----- Exercise input -----

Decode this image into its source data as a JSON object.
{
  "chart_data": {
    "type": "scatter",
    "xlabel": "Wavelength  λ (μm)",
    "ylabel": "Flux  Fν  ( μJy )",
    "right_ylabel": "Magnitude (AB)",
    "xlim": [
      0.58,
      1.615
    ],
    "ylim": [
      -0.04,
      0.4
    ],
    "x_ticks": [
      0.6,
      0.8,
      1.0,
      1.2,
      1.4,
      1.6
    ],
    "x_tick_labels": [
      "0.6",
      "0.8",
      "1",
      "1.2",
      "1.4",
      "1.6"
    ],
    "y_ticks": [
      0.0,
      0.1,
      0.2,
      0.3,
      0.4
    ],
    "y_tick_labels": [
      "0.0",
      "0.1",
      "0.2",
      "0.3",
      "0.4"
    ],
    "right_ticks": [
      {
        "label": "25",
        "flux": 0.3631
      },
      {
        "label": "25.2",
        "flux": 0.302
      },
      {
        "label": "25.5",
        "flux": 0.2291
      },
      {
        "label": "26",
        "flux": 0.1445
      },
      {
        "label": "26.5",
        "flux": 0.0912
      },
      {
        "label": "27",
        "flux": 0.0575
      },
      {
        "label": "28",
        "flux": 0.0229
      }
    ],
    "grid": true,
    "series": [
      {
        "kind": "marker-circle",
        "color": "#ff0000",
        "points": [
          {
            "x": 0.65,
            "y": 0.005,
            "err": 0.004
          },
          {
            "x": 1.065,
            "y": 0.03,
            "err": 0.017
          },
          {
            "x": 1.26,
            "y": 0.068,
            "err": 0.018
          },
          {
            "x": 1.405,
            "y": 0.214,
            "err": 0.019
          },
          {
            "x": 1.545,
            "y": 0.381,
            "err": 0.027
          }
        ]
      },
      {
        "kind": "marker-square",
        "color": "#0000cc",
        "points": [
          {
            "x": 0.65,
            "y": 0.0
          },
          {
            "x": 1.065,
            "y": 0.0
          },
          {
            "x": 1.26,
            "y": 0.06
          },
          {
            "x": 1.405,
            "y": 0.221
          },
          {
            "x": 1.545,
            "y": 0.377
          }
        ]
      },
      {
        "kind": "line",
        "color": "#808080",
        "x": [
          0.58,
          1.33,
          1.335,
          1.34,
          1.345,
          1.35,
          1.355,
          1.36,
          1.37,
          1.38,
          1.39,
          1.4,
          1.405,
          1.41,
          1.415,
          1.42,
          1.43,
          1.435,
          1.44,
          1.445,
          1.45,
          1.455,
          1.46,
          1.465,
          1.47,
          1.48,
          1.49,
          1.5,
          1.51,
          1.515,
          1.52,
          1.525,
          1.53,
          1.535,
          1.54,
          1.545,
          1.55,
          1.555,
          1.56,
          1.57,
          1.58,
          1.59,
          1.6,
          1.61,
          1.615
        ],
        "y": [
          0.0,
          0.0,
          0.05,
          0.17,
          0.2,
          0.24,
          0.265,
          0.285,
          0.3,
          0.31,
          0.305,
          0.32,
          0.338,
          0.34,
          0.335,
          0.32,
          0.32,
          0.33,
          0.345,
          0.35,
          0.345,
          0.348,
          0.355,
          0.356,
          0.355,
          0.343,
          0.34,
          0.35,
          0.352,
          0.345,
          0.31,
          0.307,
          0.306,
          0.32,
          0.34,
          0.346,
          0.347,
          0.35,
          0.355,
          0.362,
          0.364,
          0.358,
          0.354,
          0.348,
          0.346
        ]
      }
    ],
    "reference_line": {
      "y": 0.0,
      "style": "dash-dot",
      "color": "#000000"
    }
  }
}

-----

• [Objective] Your task is to collect every line above that contains the word "kind".

• [Answer below]
        "kind": "marker-circle",
        "kind": "marker-square",
        "kind": "line",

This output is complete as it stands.